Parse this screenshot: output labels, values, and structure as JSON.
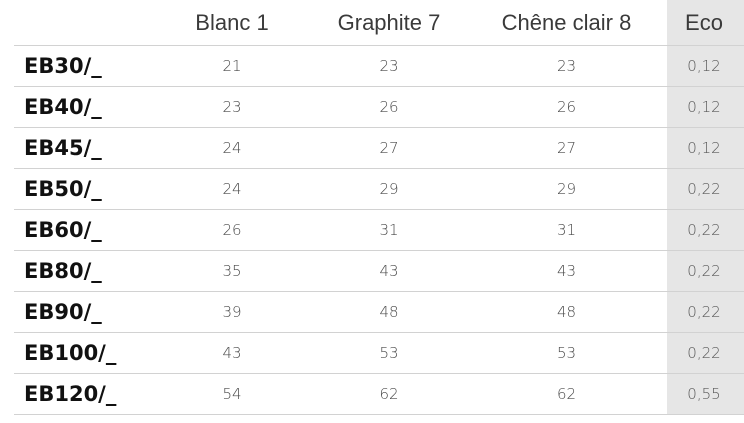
{
  "table": {
    "headers": {
      "ref": "",
      "blanc": "Blanc 1",
      "graphite": "Graphite 7",
      "chene": "Chêne clair 8",
      "eco": "Eco"
    },
    "rows": [
      {
        "ref": "EB30/_",
        "blanc": "21",
        "graphite": "23",
        "chene": "23",
        "eco": "0,12"
      },
      {
        "ref": "EB40/_",
        "blanc": "23",
        "graphite": "26",
        "chene": "26",
        "eco": "0,12"
      },
      {
        "ref": "EB45/_",
        "blanc": "24",
        "graphite": "27",
        "chene": "27",
        "eco": "0,12"
      },
      {
        "ref": "EB50/_",
        "blanc": "24",
        "graphite": "29",
        "chene": "29",
        "eco": "0,22"
      },
      {
        "ref": "EB60/_",
        "blanc": "26",
        "graphite": "31",
        "chene": "31",
        "eco": "0,22"
      },
      {
        "ref": "EB80/_",
        "blanc": "35",
        "graphite": "43",
        "chene": "43",
        "eco": "0,22"
      },
      {
        "ref": "EB90/_",
        "blanc": "39",
        "graphite": "48",
        "chene": "48",
        "eco": "0,22"
      },
      {
        "ref": "EB100/_",
        "blanc": "43",
        "graphite": "53",
        "chene": "53",
        "eco": "0,22"
      },
      {
        "ref": "EB120/_",
        "blanc": "54",
        "graphite": "62",
        "chene": "62",
        "eco": "0,55"
      }
    ]
  },
  "colors": {
    "eco_column_background": "#e6e6e6",
    "row_divider": "#d2d2d2"
  }
}
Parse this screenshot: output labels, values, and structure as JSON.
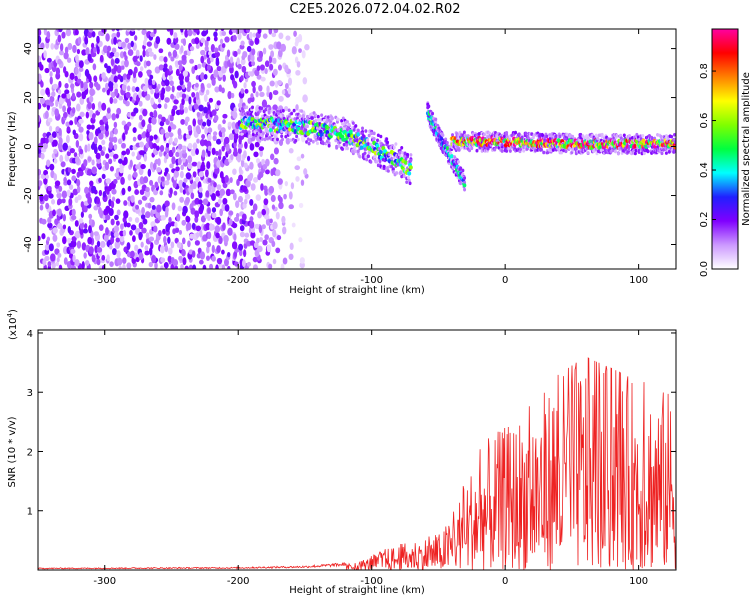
{
  "title": "C2E5.2026.072.04.02.R02",
  "chart_data": [
    {
      "type": "heatmap",
      "xlabel": "Height of straight line (km)",
      "ylabel": "Frequency (Hz)",
      "xlim": [
        -350,
        128
      ],
      "ylim": [
        -50,
        48
      ],
      "x_ticks": [
        -300,
        -200,
        -100,
        0,
        100
      ],
      "x_tick_labels": [
        "-300",
        "-200",
        "-100",
        "0",
        "100"
      ],
      "y_ticks": [
        40,
        20,
        0,
        -20,
        -40
      ],
      "y_tick_labels": [
        "40",
        "20",
        "0",
        "-20",
        "-40"
      ],
      "colorbar": {
        "label": "Normalized spectral amplitude",
        "range": [
          0,
          0.97
        ],
        "ticks": [
          0.0,
          0.2,
          0.4,
          0.6,
          0.8
        ],
        "tick_labels": [
          "0.0",
          "0.2",
          "0.4",
          "0.6",
          "0.8"
        ],
        "colors": [
          "#ffffff",
          "#cc99ff",
          "#8000ff",
          "#2020ff",
          "#00ffff",
          "#00ff40",
          "#80ff00",
          "#ffff00",
          "#ff8000",
          "#ff0000",
          "#ff00a0"
        ]
      },
      "features": [
        {
          "name": "broadband noise",
          "x_range": [
            -350,
            -150
          ],
          "freq_range": [
            -50,
            48
          ],
          "amplitude": 0.15
        },
        {
          "name": "descending trace",
          "points": [
            [
              -198,
              10
            ],
            [
              -150,
              8
            ],
            [
              -120,
              5
            ],
            [
              -100,
              0
            ],
            [
              -80,
              -6
            ],
            [
              -70,
              -10
            ]
          ],
          "amplitude": 0.45
        },
        {
          "name": "second descending trace",
          "points": [
            [
              -58,
              14
            ],
            [
              -50,
              5
            ],
            [
              -40,
              -5
            ],
            [
              -30,
              -15
            ]
          ],
          "amplitude": 0.35
        },
        {
          "name": "steady carrier",
          "points": [
            [
              -40,
              2
            ],
            [
              0,
              2
            ],
            [
              50,
              1
            ],
            [
              128,
              1
            ]
          ],
          "amplitude": 0.75
        }
      ]
    },
    {
      "type": "line",
      "xlabel": "Height of straight line (km)",
      "ylabel": "SNR (10 * v/v)",
      "y_multiplier": "(x10",
      "y_multiplier_exp": "4",
      "y_multiplier_close": ")",
      "xlim": [
        -350,
        128
      ],
      "ylim": [
        0,
        4.05
      ],
      "x_ticks": [
        -300,
        -200,
        -100,
        0,
        100
      ],
      "x_tick_labels": [
        "-300",
        "-200",
        "-100",
        "0",
        "100"
      ],
      "y_ticks": [
        1,
        2,
        3,
        4
      ],
      "y_tick_labels": [
        "1",
        "2",
        "3",
        "4"
      ],
      "color": "#ee2222",
      "envelope_x": [
        -350,
        -200,
        -150,
        -110,
        -90,
        -70,
        -50,
        -40,
        -30,
        -20,
        -10,
        0,
        20,
        40,
        60,
        80,
        100,
        128
      ],
      "envelope_y": [
        0.03,
        0.04,
        0.06,
        0.12,
        0.35,
        0.5,
        0.6,
        0.9,
        1.5,
        2.0,
        2.3,
        2.4,
        2.8,
        3.3,
        3.6,
        3.4,
        3.2,
        3.0
      ]
    }
  ]
}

==========

* What to work on
From the listing above, copy all lines holding the word "graphite".

* Response to this exercise
      "graphite": "Graphite 7",
        "graphite": "23",
        "graphite": "26",
        "graphite": "27",
        "graphite": "29",
        "graphite": "31",
        "graphite": "43",
        "graphite": "48",
        "graphite": "53",
        "graphite": "62",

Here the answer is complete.